### Prompt
The data must be returned in full and exactly as given.

Stored data
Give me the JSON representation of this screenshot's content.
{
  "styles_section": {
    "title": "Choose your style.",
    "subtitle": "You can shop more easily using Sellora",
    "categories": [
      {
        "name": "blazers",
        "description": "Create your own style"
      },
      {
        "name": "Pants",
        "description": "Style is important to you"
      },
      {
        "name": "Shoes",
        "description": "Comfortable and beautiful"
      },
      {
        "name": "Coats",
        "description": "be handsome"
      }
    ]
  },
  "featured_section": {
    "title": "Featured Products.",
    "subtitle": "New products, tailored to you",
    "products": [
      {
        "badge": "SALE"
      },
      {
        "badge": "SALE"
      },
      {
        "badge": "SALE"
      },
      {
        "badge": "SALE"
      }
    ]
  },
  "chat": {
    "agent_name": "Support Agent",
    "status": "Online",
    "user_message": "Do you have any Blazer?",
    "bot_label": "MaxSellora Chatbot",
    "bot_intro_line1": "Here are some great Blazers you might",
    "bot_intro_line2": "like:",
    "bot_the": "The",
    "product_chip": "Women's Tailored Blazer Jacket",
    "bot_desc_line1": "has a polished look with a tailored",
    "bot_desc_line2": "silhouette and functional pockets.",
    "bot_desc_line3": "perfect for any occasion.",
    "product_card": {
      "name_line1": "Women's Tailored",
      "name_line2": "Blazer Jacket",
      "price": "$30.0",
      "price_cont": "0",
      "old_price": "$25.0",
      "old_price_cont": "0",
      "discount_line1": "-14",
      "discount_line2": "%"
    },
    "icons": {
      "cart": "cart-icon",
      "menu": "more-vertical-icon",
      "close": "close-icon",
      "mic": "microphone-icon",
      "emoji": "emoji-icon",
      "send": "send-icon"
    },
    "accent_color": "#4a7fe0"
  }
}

### Reply to the exercise
Give me the JSON representation of this screenshot's content.
{
  "styles_section": {
    "title": "Choose your style.",
    "subtitle": "You can shop more easily using Sellora",
    "categories": [
      {
        "name": "blazers",
        "description": "Create your own style"
      },
      {
        "name": "Pants",
        "description": "Style is important to you"
      },
      {
        "name": "Shoes",
        "description": "Comfortable and beautiful"
      },
      {
        "name": "Coats",
        "description": "be handsome"
      }
    ]
  },
  "featured_section": {
    "title": "Featured Products.",
    "subtitle": "New products, tailored to you",
    "products": [
      {
        "badge": "SALE"
      },
      {
        "badge": "SALE"
      },
      {
        "badge": "SALE"
      },
      {
        "badge": "SALE"
      }
    ]
  },
  "chat": {
    "agent_name": "Support Agent",
    "status": "Online",
    "user_message": "Do you have any Blazer?",
    "bot_label": "MaxSellora Chatbot",
    "bot_intro_line1": "Here are some great Blazers you might",
    "bot_intro_line2": "like:",
    "bot_the": "The",
    "product_chip": "Women's Tailored Blazer Jacket",
    "bot_desc_line1": "has a polished look with a tailored",
    "bot_desc_line2": "silhouette and functional pockets.",
    "bot_desc_line3": "perfect for any occasion.",
    "product_card": {
      "name_line1": "Women's Tailored",
      "name_line2": "Blazer Jacket",
      "price": "$30.0",
      "price_cont": "0",
      "old_price": "$25.0",
      "old_price_cont": "0",
      "discount_line1": "-14",
      "discount_line2": "%"
    },
    "icons": {
      "cart": "cart-icon",
      "menu": "more-vertical-icon",
      "close": "close-icon",
      "mic": "microphone-icon",
      "emoji": "emoji-icon",
      "send": "send-icon"
    },
    "accent_color": "#4a7fe0"
  }
}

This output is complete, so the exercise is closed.